### What is expected:
Please turn the lines from the first line of the source records up to and including the line with "candle-body xyxy=(1000,206,1009,212)" into a numbered list, leaving out any blank lines.

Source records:
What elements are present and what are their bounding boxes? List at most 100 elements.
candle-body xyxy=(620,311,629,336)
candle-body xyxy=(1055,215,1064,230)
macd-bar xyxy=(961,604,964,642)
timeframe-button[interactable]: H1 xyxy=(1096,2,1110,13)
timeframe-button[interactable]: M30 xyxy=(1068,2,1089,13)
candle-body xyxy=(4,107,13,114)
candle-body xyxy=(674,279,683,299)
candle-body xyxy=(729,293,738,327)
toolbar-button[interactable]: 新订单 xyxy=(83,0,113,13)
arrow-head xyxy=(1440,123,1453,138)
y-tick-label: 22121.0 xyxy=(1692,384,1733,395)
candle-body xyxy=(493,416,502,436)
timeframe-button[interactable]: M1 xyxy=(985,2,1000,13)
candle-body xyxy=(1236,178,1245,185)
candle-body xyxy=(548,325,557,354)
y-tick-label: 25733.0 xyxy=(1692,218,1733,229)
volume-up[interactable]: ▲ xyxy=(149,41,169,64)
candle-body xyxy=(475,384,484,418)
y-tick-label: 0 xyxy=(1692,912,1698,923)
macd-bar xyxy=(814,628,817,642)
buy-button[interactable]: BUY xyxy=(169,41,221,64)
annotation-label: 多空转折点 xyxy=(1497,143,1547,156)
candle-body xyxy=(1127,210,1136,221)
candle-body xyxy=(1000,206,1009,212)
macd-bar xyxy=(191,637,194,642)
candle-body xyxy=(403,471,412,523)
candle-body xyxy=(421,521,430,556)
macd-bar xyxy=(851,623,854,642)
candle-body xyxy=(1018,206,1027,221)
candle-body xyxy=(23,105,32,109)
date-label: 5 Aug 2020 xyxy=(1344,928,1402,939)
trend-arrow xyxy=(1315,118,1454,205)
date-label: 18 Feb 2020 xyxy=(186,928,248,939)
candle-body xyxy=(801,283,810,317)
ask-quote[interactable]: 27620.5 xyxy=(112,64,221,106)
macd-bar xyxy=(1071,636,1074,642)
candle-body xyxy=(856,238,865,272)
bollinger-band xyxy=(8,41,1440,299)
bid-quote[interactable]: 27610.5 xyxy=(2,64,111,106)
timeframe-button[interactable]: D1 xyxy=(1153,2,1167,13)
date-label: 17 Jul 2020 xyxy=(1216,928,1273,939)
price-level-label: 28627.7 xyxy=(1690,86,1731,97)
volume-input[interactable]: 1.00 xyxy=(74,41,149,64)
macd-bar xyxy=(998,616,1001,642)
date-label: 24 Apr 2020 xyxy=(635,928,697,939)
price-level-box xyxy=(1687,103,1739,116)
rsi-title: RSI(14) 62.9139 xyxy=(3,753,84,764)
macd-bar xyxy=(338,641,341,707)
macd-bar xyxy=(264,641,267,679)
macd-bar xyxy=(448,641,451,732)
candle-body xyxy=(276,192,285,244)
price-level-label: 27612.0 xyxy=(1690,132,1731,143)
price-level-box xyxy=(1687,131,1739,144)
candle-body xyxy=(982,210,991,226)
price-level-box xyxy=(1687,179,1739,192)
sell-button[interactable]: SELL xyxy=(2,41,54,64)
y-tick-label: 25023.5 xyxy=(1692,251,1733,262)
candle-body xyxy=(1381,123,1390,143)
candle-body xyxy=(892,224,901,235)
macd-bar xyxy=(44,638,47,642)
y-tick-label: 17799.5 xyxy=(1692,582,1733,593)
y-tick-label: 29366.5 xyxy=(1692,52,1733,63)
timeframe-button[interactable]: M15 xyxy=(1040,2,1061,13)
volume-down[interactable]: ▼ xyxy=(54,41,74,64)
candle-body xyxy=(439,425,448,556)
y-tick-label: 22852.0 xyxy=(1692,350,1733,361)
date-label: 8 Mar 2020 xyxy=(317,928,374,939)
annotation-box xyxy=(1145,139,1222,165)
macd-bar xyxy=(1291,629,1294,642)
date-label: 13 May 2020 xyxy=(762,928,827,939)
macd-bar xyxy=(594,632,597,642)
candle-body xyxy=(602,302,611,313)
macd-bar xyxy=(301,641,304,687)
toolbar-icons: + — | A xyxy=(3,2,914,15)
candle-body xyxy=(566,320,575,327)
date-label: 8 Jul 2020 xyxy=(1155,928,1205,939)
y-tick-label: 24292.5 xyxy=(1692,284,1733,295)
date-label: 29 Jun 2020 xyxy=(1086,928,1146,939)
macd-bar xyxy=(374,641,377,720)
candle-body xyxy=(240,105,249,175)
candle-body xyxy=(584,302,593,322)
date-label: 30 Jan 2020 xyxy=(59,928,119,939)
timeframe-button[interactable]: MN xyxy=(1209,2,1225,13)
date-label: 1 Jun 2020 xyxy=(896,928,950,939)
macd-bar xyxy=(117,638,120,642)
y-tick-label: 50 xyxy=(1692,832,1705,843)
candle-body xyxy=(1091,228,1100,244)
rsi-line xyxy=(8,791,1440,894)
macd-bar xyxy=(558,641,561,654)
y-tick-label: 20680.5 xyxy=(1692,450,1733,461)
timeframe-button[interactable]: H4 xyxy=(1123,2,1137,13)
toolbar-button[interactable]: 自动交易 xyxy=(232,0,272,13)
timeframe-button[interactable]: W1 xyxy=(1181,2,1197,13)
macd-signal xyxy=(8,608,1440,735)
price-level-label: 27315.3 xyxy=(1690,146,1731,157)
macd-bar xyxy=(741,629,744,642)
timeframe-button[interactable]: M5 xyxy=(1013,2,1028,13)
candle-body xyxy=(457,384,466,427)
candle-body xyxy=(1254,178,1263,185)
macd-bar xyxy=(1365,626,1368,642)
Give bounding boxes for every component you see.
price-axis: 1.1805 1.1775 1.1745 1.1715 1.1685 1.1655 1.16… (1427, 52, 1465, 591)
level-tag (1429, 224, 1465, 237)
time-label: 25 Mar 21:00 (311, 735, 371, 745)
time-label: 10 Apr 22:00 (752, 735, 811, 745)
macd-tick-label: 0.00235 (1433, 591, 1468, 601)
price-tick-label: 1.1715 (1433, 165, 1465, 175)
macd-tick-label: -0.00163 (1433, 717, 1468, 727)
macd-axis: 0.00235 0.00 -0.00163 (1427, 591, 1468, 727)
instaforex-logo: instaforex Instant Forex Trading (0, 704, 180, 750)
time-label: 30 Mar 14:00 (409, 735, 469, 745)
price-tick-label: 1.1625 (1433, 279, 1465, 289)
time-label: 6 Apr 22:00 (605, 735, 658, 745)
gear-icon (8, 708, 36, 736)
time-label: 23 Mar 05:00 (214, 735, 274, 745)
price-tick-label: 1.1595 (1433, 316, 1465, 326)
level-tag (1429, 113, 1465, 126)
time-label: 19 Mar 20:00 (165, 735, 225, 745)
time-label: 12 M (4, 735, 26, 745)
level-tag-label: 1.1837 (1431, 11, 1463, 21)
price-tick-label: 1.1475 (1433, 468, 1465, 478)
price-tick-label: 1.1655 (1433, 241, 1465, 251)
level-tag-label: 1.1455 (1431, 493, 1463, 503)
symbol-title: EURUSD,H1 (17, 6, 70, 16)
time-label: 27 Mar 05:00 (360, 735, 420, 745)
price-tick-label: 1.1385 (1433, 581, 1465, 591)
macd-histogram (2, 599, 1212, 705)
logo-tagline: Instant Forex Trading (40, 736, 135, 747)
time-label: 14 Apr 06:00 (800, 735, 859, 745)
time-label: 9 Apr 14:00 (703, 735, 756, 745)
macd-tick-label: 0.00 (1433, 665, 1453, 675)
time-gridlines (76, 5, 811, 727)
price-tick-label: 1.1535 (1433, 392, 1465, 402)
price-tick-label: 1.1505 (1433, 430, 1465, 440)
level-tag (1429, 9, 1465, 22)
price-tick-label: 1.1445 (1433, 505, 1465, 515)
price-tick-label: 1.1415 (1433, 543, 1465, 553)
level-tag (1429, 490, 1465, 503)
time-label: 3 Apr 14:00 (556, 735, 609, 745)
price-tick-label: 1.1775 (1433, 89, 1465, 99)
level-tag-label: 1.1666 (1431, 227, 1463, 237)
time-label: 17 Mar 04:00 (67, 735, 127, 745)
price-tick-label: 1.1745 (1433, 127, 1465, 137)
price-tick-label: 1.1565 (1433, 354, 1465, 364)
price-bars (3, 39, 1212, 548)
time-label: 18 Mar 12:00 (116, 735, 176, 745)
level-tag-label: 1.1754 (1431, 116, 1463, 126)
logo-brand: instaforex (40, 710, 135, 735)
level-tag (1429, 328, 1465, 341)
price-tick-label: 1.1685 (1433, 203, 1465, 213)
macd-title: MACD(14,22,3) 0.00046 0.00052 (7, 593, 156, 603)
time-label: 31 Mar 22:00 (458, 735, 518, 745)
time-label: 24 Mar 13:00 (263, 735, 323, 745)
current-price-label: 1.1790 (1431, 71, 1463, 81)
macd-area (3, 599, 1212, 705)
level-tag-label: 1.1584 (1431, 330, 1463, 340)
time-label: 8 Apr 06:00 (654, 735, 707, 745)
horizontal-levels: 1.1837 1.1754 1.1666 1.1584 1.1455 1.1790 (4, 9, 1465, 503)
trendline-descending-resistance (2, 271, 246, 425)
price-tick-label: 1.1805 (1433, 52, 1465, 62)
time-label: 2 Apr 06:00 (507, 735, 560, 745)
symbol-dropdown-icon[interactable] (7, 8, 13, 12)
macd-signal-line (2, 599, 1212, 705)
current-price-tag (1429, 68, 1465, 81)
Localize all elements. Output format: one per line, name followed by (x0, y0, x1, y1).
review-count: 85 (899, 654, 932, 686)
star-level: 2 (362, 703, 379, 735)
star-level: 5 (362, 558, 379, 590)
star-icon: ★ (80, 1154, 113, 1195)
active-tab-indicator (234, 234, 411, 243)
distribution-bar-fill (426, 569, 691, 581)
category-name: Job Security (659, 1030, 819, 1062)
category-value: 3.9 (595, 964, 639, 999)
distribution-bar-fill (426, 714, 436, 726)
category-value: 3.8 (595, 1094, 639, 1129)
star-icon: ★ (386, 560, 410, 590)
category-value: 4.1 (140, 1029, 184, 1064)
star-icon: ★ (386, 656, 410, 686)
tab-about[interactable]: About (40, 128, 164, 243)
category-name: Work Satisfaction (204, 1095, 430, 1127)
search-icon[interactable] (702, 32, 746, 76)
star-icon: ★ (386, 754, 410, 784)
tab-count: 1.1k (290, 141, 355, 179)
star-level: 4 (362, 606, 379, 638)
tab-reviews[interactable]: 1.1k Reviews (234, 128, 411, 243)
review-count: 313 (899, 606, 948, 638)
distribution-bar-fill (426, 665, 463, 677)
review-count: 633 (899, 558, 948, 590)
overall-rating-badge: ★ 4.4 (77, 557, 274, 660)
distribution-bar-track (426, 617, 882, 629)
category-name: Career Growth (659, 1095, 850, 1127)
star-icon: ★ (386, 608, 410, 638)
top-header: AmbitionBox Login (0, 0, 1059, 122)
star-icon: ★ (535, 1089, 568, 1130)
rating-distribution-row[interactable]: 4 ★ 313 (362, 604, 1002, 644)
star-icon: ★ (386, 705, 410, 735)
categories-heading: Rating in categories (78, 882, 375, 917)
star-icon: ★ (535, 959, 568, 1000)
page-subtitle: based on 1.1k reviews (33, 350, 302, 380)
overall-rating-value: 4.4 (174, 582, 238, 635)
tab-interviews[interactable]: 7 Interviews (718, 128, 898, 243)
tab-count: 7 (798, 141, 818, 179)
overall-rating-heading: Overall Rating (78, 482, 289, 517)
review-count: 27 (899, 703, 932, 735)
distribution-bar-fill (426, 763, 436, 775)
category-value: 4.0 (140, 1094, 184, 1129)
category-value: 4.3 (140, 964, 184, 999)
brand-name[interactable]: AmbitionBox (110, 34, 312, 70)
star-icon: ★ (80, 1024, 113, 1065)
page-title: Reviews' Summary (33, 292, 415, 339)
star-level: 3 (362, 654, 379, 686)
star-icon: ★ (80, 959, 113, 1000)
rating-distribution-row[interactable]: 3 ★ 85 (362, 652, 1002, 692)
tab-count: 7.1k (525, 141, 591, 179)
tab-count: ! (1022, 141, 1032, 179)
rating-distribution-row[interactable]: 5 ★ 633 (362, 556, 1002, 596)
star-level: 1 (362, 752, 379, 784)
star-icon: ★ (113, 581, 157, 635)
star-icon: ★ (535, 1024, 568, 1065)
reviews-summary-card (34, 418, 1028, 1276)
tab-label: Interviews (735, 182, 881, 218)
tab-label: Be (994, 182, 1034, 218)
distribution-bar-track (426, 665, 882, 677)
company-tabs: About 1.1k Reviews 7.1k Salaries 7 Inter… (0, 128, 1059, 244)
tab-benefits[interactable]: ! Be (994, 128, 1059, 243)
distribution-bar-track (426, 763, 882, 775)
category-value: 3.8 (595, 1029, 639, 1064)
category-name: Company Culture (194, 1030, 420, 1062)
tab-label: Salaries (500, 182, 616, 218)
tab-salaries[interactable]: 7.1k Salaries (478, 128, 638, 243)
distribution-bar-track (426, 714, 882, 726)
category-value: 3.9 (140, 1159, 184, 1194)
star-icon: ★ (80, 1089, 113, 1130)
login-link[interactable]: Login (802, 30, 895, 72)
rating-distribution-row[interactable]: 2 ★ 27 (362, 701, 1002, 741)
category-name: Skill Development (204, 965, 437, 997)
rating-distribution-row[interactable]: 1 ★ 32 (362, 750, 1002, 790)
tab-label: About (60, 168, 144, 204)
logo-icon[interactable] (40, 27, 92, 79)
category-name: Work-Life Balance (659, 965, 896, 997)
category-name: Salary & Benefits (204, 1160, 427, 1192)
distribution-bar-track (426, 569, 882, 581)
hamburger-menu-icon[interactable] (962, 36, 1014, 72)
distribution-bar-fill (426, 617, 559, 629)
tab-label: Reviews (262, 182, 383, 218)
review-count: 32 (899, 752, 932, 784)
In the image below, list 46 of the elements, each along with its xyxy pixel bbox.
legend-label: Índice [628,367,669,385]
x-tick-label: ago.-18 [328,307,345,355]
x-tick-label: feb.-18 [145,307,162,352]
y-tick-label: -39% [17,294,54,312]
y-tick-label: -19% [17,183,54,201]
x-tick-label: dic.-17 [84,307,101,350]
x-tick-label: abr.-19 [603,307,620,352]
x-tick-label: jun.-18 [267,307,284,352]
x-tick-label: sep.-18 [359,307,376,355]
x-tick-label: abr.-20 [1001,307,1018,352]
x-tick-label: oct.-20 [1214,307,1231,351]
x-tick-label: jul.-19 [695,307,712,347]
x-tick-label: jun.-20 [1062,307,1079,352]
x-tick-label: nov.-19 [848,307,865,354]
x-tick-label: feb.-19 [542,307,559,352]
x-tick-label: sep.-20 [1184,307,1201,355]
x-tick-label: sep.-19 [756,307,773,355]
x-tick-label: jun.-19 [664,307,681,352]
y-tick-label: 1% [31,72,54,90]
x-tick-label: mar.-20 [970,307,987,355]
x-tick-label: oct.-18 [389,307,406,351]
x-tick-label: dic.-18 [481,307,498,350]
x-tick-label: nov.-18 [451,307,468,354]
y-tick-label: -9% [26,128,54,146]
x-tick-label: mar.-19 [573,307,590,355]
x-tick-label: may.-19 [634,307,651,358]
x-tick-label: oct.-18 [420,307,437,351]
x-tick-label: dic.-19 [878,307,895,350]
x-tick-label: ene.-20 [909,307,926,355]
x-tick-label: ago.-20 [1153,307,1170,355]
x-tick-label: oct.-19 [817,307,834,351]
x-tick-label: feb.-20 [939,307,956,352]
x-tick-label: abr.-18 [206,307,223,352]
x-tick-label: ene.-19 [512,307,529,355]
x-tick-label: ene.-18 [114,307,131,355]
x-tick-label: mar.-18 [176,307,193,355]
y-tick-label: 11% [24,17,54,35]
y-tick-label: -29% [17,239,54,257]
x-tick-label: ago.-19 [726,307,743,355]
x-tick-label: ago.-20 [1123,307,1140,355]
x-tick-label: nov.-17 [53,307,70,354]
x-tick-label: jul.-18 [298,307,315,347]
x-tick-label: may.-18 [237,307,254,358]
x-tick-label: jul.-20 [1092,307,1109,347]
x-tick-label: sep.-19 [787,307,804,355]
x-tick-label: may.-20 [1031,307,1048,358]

### Output for this exercise:
1. What elements are present and what are their bounding boxes? List at most 100 elements.
2. candle-body xyxy=(620,311,629,336)
3. candle-body xyxy=(1055,215,1064,230)
4. macd-bar xyxy=(961,604,964,642)
5. timeframe-button[interactable]: H1 xyxy=(1096,2,1110,13)
6. timeframe-button[interactable]: M30 xyxy=(1068,2,1089,13)
7. candle-body xyxy=(4,107,13,114)
8. candle-body xyxy=(674,279,683,299)
9. candle-body xyxy=(729,293,738,327)
10. toolbar-button[interactable]: 新订单 xyxy=(83,0,113,13)
11. arrow-head xyxy=(1440,123,1453,138)
12. y-tick-label: 22121.0 xyxy=(1692,384,1733,395)
13. candle-body xyxy=(493,416,502,436)
14. timeframe-button[interactable]: M1 xyxy=(985,2,1000,13)
15. candle-body xyxy=(1236,178,1245,185)
16. candle-body xyxy=(548,325,557,354)
17. y-tick-label: 25733.0 xyxy=(1692,218,1733,229)
18. volume-up[interactable]: ▲ xyxy=(149,41,169,64)
19. candle-body xyxy=(475,384,484,418)
20. y-tick-label: 0 xyxy=(1692,912,1698,923)
21. macd-bar xyxy=(814,628,817,642)
22. buy-button[interactable]: BUY xyxy=(169,41,221,64)
23. annotation-label: 多空转折点 xyxy=(1497,143,1547,156)
24. candle-body xyxy=(1127,210,1136,221)
25. candle-body xyxy=(1000,206,1009,212)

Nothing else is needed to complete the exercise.